Task directions =
Rewrite everything from the line containing "button[interactable]: 3-4分 bbox=[0, 679, 1279, 766]" down to the end of the material, changing each "bbox" to "box" and leaving all else untouched.

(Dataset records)
■ ■ ■

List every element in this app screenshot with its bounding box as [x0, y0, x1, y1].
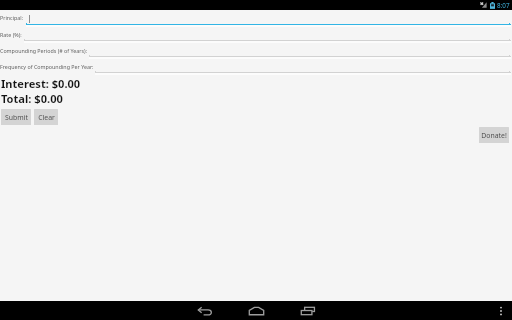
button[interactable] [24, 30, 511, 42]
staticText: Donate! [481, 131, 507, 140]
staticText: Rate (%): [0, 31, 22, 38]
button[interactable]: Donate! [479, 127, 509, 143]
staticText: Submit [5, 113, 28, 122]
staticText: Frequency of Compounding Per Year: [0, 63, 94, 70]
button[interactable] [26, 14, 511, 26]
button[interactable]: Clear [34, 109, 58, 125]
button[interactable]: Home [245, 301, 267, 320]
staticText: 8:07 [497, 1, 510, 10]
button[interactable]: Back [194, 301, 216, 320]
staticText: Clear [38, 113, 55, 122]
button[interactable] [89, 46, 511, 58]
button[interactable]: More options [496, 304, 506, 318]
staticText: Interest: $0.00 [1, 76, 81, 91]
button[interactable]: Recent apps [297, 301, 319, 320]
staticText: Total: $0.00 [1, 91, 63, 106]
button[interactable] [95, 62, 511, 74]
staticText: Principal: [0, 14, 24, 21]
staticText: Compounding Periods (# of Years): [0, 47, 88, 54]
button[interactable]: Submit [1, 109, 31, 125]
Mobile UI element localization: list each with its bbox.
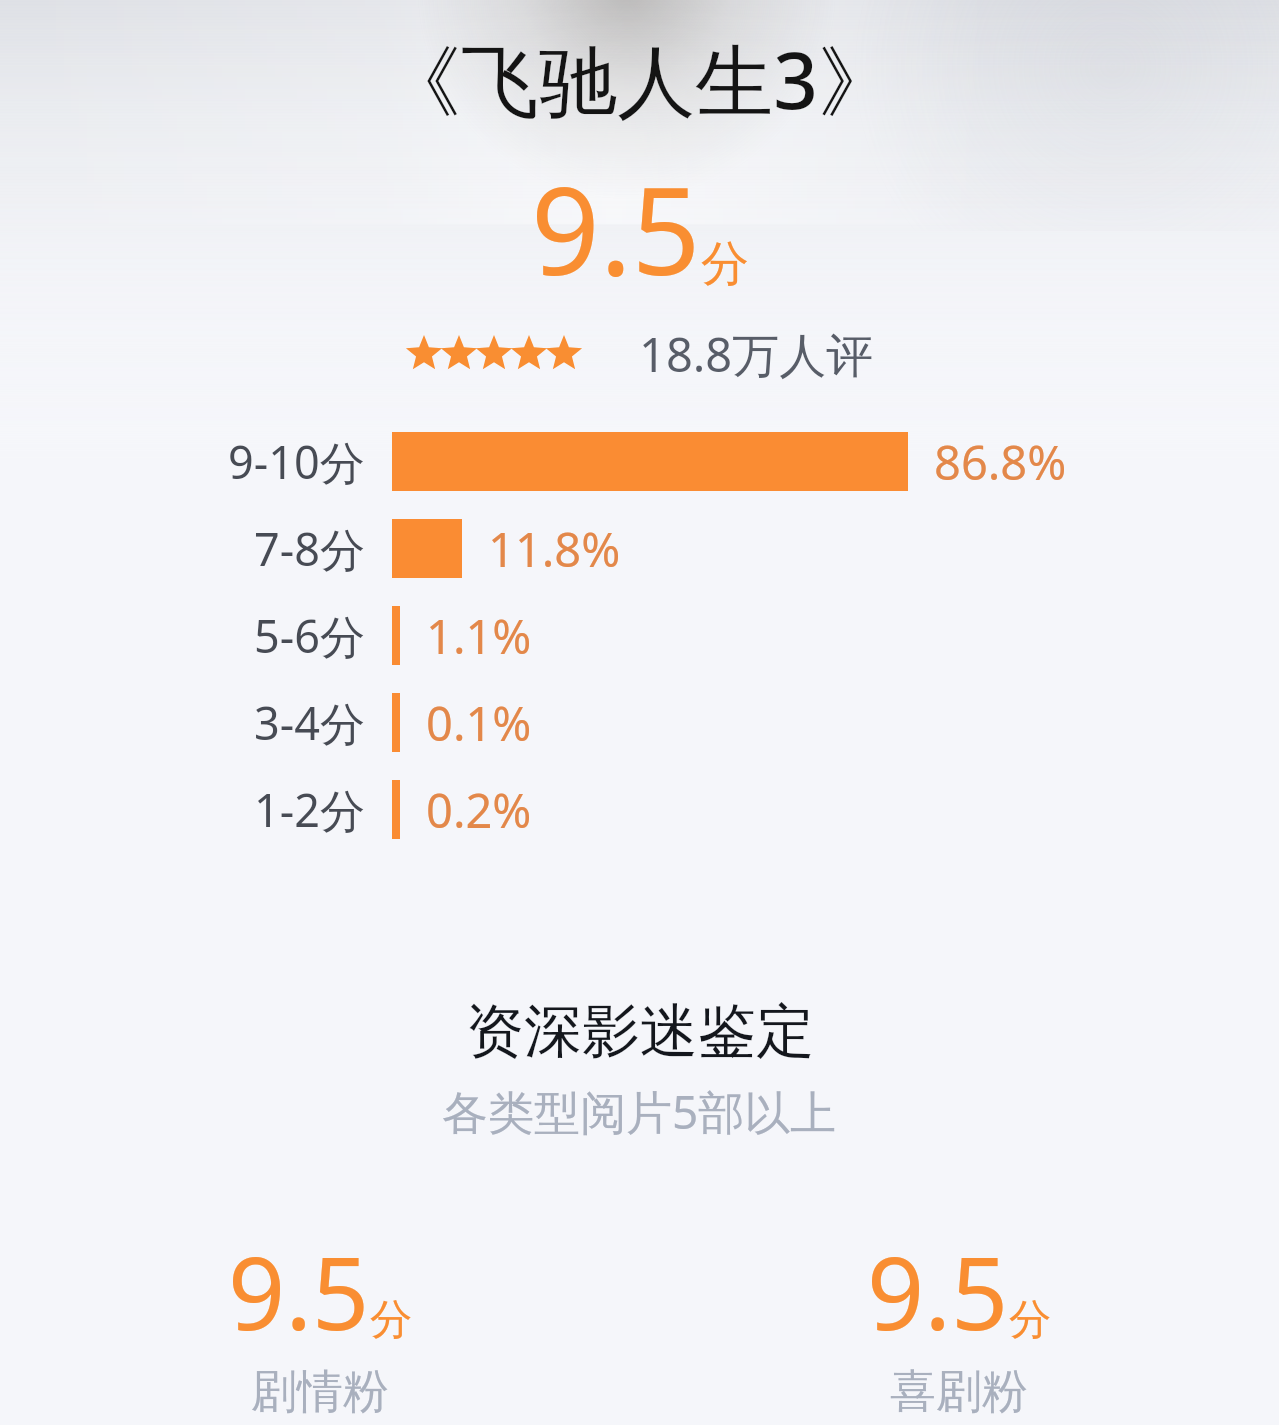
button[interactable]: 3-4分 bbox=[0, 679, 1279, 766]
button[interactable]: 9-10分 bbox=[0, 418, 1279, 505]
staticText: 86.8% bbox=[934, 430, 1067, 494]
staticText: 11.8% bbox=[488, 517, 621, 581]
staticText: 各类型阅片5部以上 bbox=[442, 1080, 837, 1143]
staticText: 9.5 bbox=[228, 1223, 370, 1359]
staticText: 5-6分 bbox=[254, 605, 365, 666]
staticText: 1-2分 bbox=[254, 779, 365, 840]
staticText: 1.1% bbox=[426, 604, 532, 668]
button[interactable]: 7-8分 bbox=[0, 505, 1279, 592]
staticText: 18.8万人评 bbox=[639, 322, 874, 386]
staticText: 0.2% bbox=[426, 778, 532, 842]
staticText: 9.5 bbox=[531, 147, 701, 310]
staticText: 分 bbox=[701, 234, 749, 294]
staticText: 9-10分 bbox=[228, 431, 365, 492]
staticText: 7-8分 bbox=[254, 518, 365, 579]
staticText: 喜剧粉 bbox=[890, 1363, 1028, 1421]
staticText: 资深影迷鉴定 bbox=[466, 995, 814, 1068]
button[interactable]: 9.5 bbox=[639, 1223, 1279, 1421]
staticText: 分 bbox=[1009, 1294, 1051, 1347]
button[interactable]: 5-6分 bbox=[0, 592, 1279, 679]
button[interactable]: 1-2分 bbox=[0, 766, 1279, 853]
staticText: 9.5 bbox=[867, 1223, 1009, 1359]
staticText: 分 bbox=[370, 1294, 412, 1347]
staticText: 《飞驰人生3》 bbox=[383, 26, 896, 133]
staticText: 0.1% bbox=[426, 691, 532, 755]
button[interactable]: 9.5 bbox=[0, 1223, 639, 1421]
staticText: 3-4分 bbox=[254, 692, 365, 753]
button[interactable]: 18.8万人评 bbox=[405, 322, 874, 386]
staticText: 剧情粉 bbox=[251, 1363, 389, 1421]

■ ■ ■

Response for this exercise =
button[interactable]: 3-4分 box=[0, 679, 1279, 766]
button[interactable]: 9-10分 box=[0, 418, 1279, 505]
staticText: 86.8% box=[934, 430, 1067, 494]
staticText: 11.8% box=[488, 517, 621, 581]
staticText: 各类型阅片5部以上 box=[442, 1080, 837, 1143]
staticText: 9.5 box=[228, 1223, 370, 1359]
staticText: 5-6分 box=[254, 605, 365, 666]
staticText: 1-2分 box=[254, 779, 365, 840]
staticText: 1.1% box=[426, 604, 532, 668]
button[interactable]: 7-8分 box=[0, 505, 1279, 592]
staticText: 18.8万人评 box=[639, 322, 874, 386]
staticText: 0.2% box=[426, 778, 532, 842]
staticText: 9.5 box=[531, 147, 701, 310]
staticText: 分 box=[701, 234, 749, 294]
staticText: 9-10分 box=[228, 431, 365, 492]
staticText: 7-8分 box=[254, 518, 365, 579]
staticText: 喜剧粉 box=[890, 1363, 1028, 1421]
staticText: 资深影迷鉴定 box=[466, 995, 814, 1068]
button[interactable]: 9.5 box=[639, 1223, 1279, 1421]
staticText: 分 box=[1009, 1294, 1051, 1347]
button[interactable]: 5-6分 box=[0, 592, 1279, 679]
button[interactable]: 1-2分 box=[0, 766, 1279, 853]
staticText: 9.5 box=[867, 1223, 1009, 1359]
staticText: 分 box=[370, 1294, 412, 1347]
staticText: 《飞驰人生3》 box=[383, 26, 896, 133]
staticText: 0.1% box=[426, 691, 532, 755]
button[interactable]: 9.5 box=[0, 1223, 639, 1421]
staticText: 3-4分 box=[254, 692, 365, 753]
button[interactable]: 18.8万人评 box=[405, 322, 874, 386]
staticText: 剧情粉 box=[251, 1363, 389, 1421]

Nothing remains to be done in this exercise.